### What is required
Everything in the listing except the pictures should be written out exactly.

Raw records
════════════════════
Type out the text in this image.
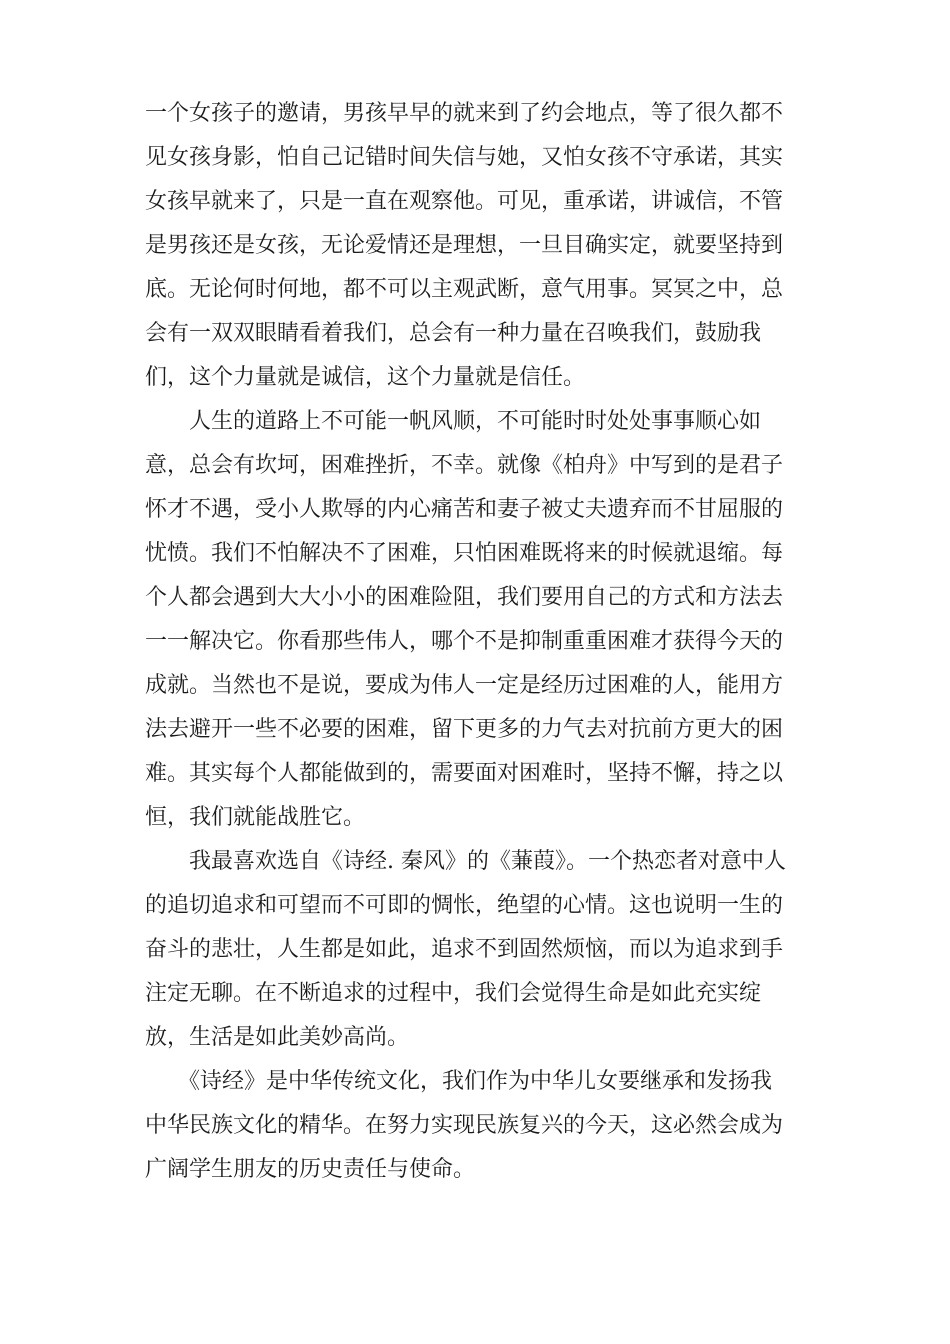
一个女孩子的邀请，男孩早早的就来到了约会地点，等了很久都不
见女孩身影，怕自己记错时间失信与她，又怕女孩不守承诺，其实
女孩早就来了，只是一直在观察他。可见，重承诺，讲诚信，不管
是男孩还是女孩，无论爱情还是理想，一旦目确实定，就要坚持到
底。无论何时何地，都不可以主观武断，意气用事。冥冥之中，总
会有一双双眼睛看着我们，总会有一种力量在召唤我们，鼓励我
们，这个力量就是诚信，这个力量就是信任。
　　人生的道路上不可能一帆风顺，不可能时时处处事事顺心如
意，总会有坎坷，困难挫折，不幸。就像《柏舟》中写到的是君子
怀才不遇，受小人欺辱的内心痛苦和妻子被丈夫遗弃而不甘屈服的
忧愤。我们不怕解决不了困难，只怕困难既将来的时候就退缩。每
个人都会遇到大大小小的困难险阻，我们要用自己的方式和方法去
一一解决它。你看那些伟人，哪个不是抑制重重困难才获得今天的
成就。当然也不是说，要成为伟人一定是经历过困难的人，能用方
法去避开一些不必要的困难，留下更多的力气去对抗前方更大的困
难。其实每个人都能做到的，需要面对困难时，坚持不懈，持之以
恒，我们就能战胜它。
　　我最喜欢选自《诗经. 秦风》的《蒹葭》。一个热恋者对意中人
的追切追求和可望而不可即的惆怅，绝望的心情。这也说明一生的
奋斗的悲壮，人生都是如此，追求不到固然烦恼，而以为追求到手
注定无聊。在不断追求的过程中，我们会觉得生命是如此充实绽
放，生活是如此美妙高尚。
　　《诗经》是中华传统文化，我们作为中华儿女要继承和发扬我
中华民族文化的精华。在努力实现民族复兴的今天，这必然会成为
广阔学生朋友的历史责任与使命。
════════════════════
### Response
Type out the text in this image.
一个女孩子的邀请，男孩早早的就来到了约会地点，等了很久都不
见女孩身影，怕自己记错时间失信与她，又怕女孩不守承诺，其实
女孩早就来了，只是一直在观察他。可见，重承诺，讲诚信，不管
是男孩还是女孩，无论爱情还是理想，一旦目确实定，就要坚持到
底。无论何时何地，都不可以主观武断，意气用事。冥冥之中，总
会有一双双眼睛看着我们，总会有一种力量在召唤我们，鼓励我
们，这个力量就是诚信，这个力量就是信任。
　　人生的道路上不可能一帆风顺，不可能时时处处事事顺心如
意，总会有坎坷，困难挫折，不幸。就像《柏舟》中写到的是君子
怀才不遇，受小人欺辱的内心痛苦和妻子被丈夫遗弃而不甘屈服的
忧愤。我们不怕解决不了困难，只怕困难既将来的时候就退缩。每
个人都会遇到大大小小的困难险阻，我们要用自己的方式和方法去
一一解决它。你看那些伟人，哪个不是抑制重重困难才获得今天的
成就。当然也不是说，要成为伟人一定是经历过困难的人，能用方
法去避开一些不必要的困难，留下更多的力气去对抗前方更大的困
难。其实每个人都能做到的，需要面对困难时，坚持不懈，持之以
恒，我们就能战胜它。
　　我最喜欢选自《诗经. 秦风》的《蒹葭》。一个热恋者对意中人
的追切追求和可望而不可即的惆怅，绝望的心情。这也说明一生的
奋斗的悲壮，人生都是如此，追求不到固然烦恼，而以为追求到手
注定无聊。在不断追求的过程中，我们会觉得生命是如此充实绽
放，生活是如此美妙高尚。
　　《诗经》是中华传统文化，我们作为中华儿女要继承和发扬我
中华民族文化的精华。在努力实现民族复兴的今天，这必然会成为
广阔学生朋友的历史责任与使命。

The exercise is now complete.